— BEGIN Listed records —
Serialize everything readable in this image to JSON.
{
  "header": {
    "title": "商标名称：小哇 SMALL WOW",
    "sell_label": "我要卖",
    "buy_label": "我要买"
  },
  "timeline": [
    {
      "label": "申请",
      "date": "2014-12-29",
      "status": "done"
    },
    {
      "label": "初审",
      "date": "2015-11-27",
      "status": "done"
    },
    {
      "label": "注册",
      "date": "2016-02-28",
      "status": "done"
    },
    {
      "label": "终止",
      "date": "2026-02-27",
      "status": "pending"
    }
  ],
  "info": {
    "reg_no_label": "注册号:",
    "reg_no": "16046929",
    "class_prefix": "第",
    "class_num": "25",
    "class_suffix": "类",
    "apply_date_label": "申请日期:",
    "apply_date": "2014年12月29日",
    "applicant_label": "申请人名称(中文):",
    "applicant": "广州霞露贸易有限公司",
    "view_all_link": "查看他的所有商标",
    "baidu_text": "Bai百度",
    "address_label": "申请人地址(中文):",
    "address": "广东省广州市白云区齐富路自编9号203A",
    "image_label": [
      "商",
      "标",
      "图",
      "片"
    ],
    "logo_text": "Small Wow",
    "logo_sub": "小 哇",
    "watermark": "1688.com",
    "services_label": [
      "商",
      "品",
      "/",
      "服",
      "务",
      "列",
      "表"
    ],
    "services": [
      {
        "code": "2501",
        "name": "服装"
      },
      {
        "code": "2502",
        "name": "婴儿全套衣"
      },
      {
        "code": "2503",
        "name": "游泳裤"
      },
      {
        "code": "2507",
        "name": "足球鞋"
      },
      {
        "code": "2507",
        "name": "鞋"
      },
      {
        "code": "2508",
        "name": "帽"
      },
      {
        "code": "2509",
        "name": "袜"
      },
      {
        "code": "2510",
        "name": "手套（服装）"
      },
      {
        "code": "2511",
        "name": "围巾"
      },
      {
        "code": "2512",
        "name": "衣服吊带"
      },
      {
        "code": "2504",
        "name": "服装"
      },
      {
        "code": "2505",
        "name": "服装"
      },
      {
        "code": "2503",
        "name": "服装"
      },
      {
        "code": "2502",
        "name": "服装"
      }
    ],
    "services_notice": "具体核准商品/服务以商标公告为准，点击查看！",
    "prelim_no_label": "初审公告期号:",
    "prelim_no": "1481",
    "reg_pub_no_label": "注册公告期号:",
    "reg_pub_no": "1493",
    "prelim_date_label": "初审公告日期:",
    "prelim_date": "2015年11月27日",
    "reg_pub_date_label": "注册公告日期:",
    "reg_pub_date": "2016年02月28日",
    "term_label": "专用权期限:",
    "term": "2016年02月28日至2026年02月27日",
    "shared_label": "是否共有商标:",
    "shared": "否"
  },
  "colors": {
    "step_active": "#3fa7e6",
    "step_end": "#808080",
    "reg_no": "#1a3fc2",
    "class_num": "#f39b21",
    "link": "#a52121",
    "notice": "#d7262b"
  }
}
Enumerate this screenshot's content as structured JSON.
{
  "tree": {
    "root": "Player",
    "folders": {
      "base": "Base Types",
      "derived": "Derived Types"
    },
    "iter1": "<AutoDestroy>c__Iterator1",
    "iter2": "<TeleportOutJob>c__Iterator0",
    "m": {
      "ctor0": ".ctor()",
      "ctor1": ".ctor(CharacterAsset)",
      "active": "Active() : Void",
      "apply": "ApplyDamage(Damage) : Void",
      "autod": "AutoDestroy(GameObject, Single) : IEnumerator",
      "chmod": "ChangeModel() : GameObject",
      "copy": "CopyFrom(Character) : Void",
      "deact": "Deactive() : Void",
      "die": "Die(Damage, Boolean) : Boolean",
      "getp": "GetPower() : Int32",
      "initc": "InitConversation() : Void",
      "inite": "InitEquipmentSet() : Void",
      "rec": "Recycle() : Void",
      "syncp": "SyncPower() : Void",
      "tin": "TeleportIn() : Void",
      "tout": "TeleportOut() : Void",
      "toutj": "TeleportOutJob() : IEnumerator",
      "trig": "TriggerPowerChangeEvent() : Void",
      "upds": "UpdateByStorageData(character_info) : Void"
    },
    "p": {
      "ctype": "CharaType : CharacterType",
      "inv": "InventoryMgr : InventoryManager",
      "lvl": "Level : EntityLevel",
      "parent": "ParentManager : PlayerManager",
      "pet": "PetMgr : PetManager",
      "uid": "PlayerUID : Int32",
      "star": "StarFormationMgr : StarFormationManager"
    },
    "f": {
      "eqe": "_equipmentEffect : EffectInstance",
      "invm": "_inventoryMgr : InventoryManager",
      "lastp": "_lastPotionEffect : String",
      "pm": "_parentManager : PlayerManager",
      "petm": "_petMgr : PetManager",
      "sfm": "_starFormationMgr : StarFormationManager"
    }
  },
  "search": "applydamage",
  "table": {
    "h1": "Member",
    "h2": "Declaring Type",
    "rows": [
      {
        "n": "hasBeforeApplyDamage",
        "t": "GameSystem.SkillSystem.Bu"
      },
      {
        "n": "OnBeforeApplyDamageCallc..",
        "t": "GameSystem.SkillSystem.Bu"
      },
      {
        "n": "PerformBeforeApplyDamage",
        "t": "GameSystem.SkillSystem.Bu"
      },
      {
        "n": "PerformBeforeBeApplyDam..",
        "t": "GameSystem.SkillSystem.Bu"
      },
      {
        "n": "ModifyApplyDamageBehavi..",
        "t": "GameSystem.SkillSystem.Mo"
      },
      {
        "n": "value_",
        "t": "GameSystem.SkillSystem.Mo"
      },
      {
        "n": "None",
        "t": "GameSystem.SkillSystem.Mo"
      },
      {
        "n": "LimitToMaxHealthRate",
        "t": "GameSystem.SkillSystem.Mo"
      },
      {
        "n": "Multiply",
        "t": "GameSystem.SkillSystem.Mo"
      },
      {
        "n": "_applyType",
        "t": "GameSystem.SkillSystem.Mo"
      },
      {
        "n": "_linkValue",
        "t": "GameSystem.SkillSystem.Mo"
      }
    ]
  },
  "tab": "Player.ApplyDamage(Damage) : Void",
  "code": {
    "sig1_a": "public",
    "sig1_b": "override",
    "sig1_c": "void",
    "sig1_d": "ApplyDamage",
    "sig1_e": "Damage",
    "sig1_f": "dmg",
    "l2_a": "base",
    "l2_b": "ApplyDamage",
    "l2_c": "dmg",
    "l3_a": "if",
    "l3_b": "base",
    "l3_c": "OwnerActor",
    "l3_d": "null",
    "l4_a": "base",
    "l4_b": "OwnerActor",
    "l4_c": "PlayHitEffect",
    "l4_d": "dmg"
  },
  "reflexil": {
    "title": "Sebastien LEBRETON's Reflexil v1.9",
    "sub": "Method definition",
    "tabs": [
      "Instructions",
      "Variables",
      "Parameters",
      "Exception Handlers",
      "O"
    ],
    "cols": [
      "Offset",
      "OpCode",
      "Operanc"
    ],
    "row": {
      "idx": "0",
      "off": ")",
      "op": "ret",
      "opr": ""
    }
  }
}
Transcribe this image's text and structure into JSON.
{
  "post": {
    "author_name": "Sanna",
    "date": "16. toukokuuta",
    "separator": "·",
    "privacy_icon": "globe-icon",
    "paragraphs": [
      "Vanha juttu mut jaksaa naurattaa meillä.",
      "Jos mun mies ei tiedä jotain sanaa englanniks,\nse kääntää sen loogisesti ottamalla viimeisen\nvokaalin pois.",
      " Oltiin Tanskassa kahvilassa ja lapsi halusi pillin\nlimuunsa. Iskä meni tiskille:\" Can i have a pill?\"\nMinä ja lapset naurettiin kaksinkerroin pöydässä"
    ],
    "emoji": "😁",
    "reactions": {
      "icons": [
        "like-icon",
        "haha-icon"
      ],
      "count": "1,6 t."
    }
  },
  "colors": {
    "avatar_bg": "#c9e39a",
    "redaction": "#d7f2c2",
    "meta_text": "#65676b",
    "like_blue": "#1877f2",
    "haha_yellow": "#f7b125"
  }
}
— END Listed records —
From the listing above, pick out each line where the word "InventoryManager" appears.

      "inv": "InventoryMgr : InventoryManager",
      "invm": "_inventoryMgr : InventoryManager",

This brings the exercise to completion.